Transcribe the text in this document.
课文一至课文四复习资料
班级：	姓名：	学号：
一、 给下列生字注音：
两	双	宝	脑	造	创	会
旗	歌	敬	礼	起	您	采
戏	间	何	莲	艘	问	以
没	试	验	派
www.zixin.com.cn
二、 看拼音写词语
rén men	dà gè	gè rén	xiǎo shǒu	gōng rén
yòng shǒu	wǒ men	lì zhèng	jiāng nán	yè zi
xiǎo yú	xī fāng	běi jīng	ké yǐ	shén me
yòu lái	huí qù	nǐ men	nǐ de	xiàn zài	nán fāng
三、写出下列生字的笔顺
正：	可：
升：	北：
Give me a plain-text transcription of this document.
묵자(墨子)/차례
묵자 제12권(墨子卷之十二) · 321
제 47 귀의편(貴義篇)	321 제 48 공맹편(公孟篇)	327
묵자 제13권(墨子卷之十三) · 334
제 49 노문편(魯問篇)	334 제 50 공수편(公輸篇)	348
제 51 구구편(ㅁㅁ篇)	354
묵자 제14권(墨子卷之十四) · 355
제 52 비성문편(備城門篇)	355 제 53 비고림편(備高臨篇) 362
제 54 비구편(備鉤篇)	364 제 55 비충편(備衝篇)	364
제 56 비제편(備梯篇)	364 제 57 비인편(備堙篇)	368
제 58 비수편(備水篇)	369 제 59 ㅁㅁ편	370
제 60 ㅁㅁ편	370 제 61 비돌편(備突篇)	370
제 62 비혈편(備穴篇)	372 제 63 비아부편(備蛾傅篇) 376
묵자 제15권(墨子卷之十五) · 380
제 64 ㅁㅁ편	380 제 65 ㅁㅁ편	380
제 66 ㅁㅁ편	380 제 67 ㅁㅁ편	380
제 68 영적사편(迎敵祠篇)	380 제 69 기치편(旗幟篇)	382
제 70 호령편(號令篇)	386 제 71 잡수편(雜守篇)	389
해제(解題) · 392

##########

Print all of the data exactly as it was given.

OUTPUT FOR THIS EXERCISE =
Transcribe the text in this document.
课文一至课文四复习资料
班级：	姓名：	学号：
一、 给下列生字注音：
两	双	宝	脑	造	创	会
旗	歌	敬	礼	起	您	采
戏	间	何	莲	艘	问	以
没	试	验	派
www.zixin.com.cn
二、 看拼音写词语
rén men	dà gè	gè rén	xiǎo shǒu	gōng rén
yòng shǒu	wǒ men	lì zhèng	jiāng nán	yè zi
xiǎo yú	xī fāng	běi jīng	ké yǐ	shén me
yòu lái	huí qù	nǐ men	nǐ de	xiàn zài	nán fāng
三、写出下列生字的笔顺
正：	可：
升：	北：
Give me a plain-text transcription of this document.
묵자(墨子)/차례
묵자 제12권(墨子卷之十二) · 321
제 47 귀의편(貴義篇)	321 제 48 공맹편(公孟篇)	327
묵자 제13권(墨子卷之十三) · 334
제 49 노문편(魯問篇)	334 제 50 공수편(公輸篇)	348
제 51 구구편(ㅁㅁ篇)	354
묵자 제14권(墨子卷之十四) · 355
제 52 비성문편(備城門篇)	355 제 53 비고림편(備高臨篇) 362
제 54 비구편(備鉤篇)	364 제 55 비충편(備衝篇)	364
제 56 비제편(備梯篇)	364 제 57 비인편(備堙篇)	368
제 58 비수편(備水篇)	369 제 59 ㅁㅁ편	370
제 60 ㅁㅁ편	370 제 61 비돌편(備突篇)	370
제 62 비혈편(備穴篇)	372 제 63 비아부편(備蛾傅篇) 376
묵자 제15권(墨子卷之十五) · 380
제 64 ㅁㅁ편	380 제 65 ㅁㅁ편	380
제 66 ㅁㅁ편	380 제 67 ㅁㅁ편	380
제 68 영적사편(迎敵祠篇)	380 제 69 기치편(旗幟篇)	382
제 70 호령편(號令篇)	386 제 71 잡수편(雜守篇)	389
해제(解題) · 392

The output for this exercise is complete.